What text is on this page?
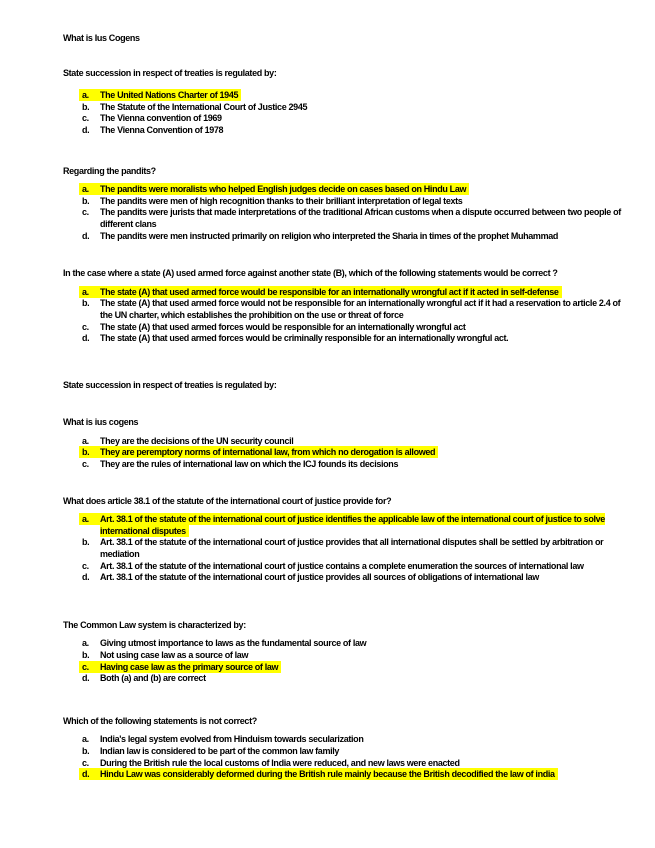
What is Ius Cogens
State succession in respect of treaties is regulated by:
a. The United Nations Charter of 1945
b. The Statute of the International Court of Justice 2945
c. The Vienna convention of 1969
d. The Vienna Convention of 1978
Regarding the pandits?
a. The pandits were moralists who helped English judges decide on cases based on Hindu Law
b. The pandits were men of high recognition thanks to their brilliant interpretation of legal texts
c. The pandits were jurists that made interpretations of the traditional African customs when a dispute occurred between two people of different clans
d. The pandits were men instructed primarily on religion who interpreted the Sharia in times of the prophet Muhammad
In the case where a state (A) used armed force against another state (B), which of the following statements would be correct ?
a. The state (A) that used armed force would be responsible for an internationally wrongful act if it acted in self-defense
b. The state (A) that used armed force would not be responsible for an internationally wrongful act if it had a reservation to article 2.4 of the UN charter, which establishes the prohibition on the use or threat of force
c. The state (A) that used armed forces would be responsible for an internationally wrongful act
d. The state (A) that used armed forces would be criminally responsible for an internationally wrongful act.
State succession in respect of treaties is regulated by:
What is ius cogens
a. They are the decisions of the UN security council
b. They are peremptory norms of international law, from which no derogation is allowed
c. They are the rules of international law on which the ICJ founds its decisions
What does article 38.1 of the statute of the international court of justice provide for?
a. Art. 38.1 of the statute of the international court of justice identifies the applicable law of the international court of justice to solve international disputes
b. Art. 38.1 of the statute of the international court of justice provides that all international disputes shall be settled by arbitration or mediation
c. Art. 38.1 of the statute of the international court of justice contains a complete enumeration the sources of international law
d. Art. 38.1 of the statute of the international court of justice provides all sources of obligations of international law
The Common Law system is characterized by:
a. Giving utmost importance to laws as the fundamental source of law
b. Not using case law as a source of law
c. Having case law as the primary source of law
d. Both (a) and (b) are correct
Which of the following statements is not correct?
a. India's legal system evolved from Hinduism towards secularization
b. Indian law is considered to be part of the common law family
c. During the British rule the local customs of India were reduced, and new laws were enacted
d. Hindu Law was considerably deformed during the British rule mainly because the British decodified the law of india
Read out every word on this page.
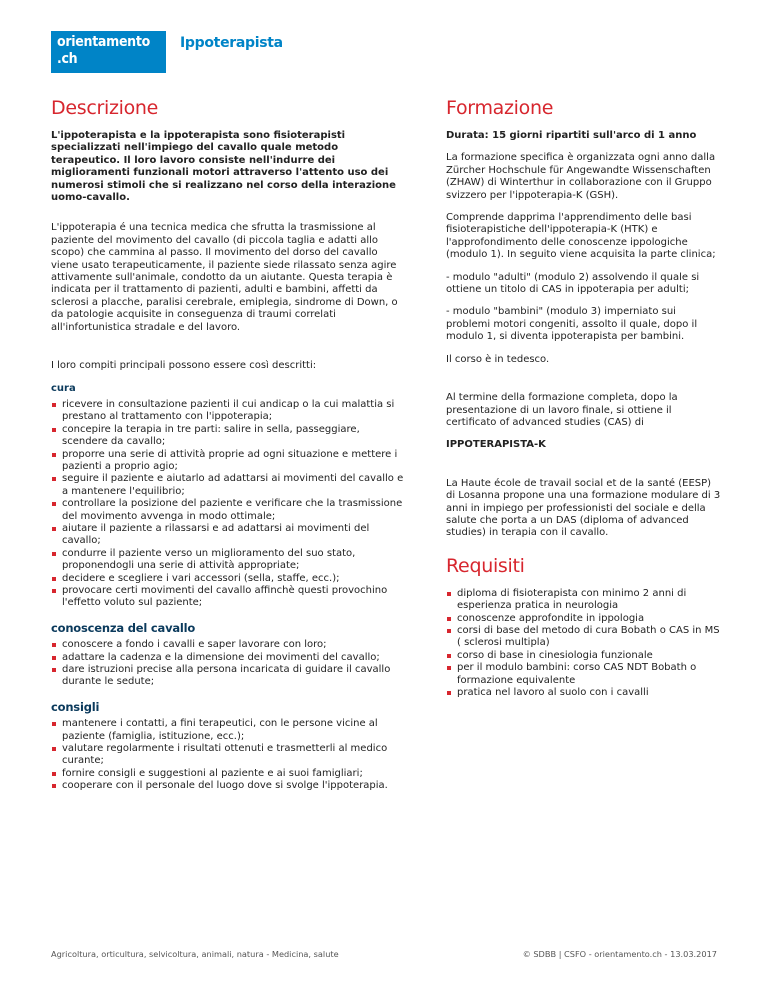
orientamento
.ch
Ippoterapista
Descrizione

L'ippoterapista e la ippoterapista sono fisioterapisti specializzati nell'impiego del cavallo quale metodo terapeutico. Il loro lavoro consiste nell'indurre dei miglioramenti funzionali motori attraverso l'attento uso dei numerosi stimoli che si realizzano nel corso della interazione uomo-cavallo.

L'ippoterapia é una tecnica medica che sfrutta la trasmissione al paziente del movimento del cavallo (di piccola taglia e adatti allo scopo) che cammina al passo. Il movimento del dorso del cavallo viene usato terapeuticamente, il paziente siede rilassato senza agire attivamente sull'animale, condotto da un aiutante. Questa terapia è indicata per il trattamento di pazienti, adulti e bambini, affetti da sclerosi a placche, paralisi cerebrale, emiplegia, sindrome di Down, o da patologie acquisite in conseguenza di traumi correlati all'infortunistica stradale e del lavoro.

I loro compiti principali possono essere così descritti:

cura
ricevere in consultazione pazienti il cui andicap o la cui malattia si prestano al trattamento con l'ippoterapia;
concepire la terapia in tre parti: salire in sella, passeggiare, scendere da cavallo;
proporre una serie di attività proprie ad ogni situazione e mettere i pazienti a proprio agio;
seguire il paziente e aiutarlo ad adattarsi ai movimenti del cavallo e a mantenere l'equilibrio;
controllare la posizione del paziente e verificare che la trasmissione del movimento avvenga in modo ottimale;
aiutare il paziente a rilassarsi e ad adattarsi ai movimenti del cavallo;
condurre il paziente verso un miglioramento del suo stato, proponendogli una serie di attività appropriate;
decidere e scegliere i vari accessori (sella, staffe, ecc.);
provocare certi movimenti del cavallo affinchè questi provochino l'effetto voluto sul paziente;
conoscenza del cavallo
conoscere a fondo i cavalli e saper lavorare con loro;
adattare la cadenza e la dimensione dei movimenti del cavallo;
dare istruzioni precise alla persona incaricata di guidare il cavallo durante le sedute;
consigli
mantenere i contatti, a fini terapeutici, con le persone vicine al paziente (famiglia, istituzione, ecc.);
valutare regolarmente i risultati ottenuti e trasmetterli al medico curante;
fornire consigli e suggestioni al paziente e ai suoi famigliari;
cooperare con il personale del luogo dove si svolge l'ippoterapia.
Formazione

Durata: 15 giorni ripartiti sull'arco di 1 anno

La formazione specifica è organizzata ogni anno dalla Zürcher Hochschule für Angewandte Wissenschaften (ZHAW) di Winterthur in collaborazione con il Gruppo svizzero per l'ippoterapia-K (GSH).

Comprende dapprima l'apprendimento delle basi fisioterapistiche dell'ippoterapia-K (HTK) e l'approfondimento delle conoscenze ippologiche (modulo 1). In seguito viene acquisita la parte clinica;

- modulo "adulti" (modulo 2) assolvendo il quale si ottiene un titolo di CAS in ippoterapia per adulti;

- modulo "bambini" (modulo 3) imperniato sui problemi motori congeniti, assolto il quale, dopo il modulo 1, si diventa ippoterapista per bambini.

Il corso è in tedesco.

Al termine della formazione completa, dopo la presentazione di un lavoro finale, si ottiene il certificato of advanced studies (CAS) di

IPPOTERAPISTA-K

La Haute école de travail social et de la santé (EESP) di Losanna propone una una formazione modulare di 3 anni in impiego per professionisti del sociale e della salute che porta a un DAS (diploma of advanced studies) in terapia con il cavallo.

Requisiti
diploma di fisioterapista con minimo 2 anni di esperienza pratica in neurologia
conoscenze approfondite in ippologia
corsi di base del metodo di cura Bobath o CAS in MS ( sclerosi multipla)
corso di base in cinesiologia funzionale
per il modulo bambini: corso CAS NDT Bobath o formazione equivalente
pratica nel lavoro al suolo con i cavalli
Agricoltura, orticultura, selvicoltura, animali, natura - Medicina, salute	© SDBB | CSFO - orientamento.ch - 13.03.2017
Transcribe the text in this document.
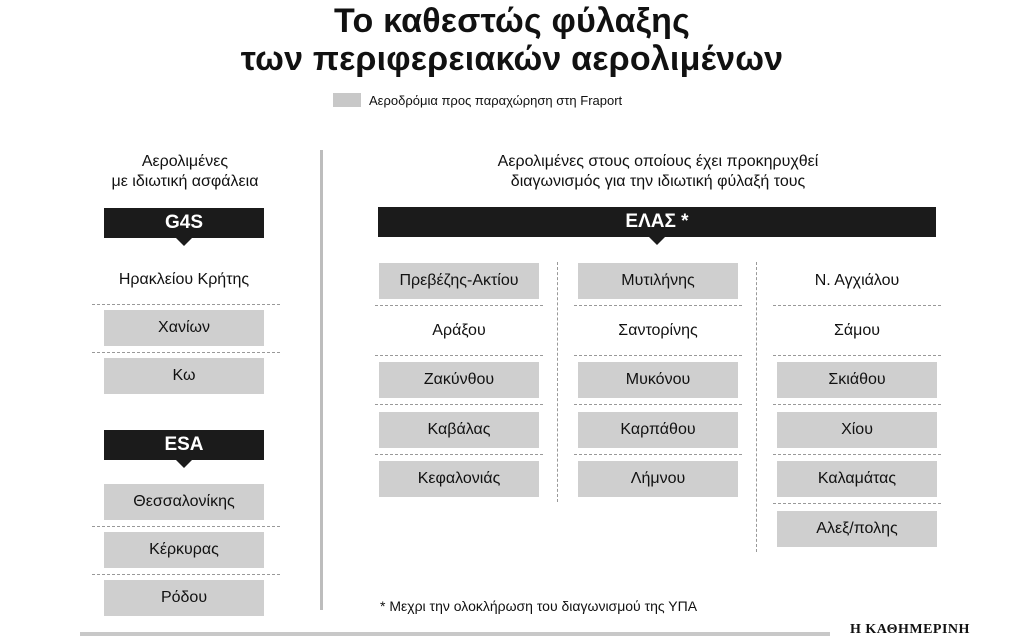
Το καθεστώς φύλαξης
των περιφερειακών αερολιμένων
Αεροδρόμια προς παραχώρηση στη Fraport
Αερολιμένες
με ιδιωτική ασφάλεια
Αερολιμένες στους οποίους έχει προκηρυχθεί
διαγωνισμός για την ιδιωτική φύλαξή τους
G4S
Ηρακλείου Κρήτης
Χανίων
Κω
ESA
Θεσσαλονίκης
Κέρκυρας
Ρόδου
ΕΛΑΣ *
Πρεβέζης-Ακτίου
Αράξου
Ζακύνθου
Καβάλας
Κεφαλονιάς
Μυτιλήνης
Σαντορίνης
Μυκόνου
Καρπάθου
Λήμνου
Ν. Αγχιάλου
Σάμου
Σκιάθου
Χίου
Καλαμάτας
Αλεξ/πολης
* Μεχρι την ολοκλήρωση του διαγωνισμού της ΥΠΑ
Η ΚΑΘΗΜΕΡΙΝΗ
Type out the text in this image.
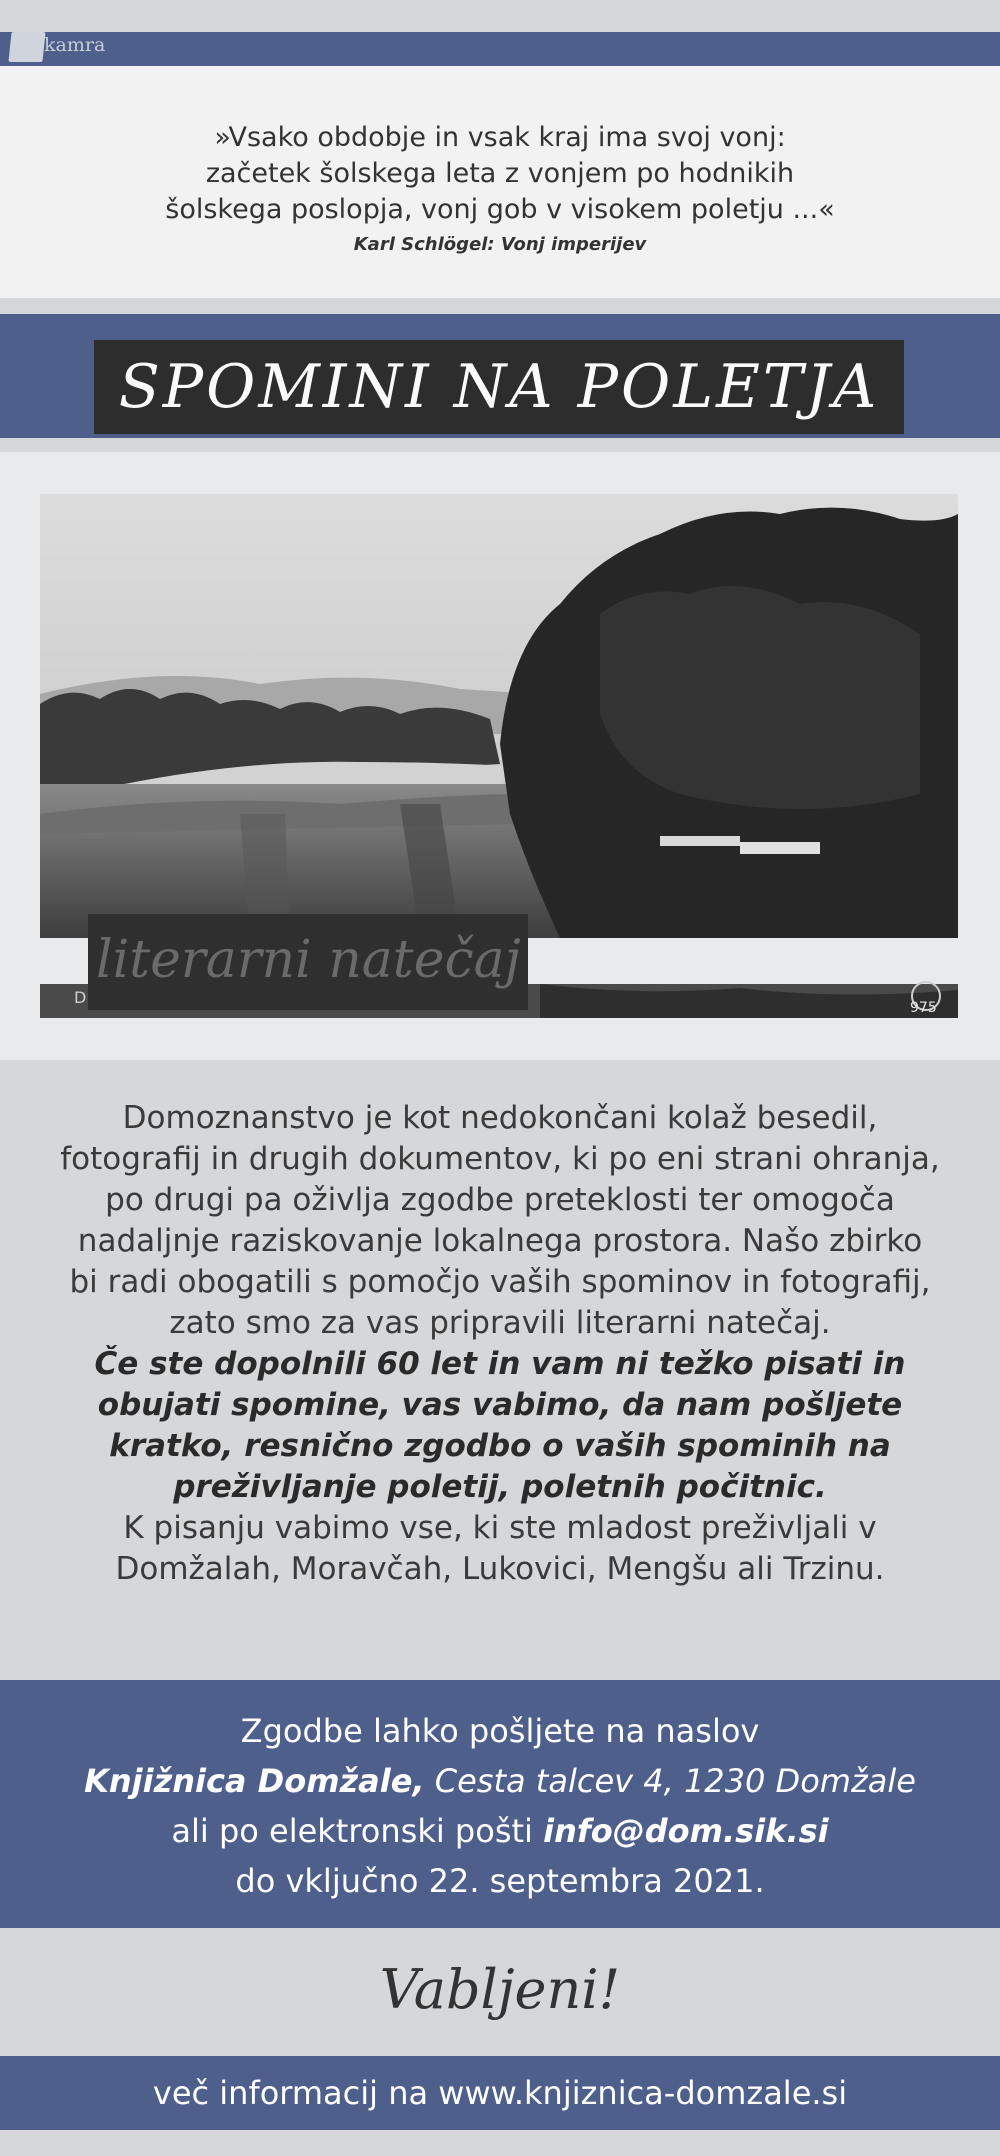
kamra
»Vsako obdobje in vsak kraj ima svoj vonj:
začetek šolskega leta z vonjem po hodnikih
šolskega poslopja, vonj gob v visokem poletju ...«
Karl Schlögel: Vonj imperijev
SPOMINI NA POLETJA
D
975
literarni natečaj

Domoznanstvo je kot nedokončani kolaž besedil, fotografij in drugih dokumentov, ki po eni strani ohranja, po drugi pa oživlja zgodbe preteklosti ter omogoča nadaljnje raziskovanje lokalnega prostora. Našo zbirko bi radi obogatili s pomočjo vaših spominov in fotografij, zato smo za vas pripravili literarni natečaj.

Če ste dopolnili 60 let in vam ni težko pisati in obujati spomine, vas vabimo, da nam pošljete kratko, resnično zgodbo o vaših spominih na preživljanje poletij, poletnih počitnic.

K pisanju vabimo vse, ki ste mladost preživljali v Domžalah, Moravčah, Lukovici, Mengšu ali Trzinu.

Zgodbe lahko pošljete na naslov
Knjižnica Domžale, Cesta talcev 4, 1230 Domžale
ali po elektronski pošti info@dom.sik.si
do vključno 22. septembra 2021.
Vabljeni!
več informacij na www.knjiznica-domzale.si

━━━━━━━━━━━━━━━━━━━━

> TASK BRIEF
Take the line that contains "Type out the text in this image." and every line after it up to the end of the records above, and restate them exactly, without the pictures.

> FINAL ANSWER
Type out the text in this image.
kamra
»Vsako obdobje in vsak kraj ima svoj vonj:
začetek šolskega leta z vonjem po hodnikih
šolskega poslopja, vonj gob v visokem poletju ...«
Karl Schlögel: Vonj imperijev
SPOMINI NA POLETJA
D
975
literarni natečaj

Domoznanstvo je kot nedokončani kolaž besedil, fotografij in drugih dokumentov, ki po eni strani ohranja, po drugi pa oživlja zgodbe preteklosti ter omogoča nadaljnje raziskovanje lokalnega prostora. Našo zbirko bi radi obogatili s pomočjo vaših spominov in fotografij, zato smo za vas pripravili literarni natečaj.

Če ste dopolnili 60 let in vam ni težko pisati in obujati spomine, vas vabimo, da nam pošljete kratko, resnično zgodbo o vaših spominih na preživljanje poletij, poletnih počitnic.

K pisanju vabimo vse, ki ste mladost preživljali v Domžalah, Moravčah, Lukovici, Mengšu ali Trzinu.

Zgodbe lahko pošljete na naslov
Knjižnica Domžale, Cesta talcev 4, 1230 Domžale
ali po elektronski pošti info@dom.sik.si
do vključno 22. septembra 2021.
Vabljeni!
več informacij na www.knjiznica-domzale.si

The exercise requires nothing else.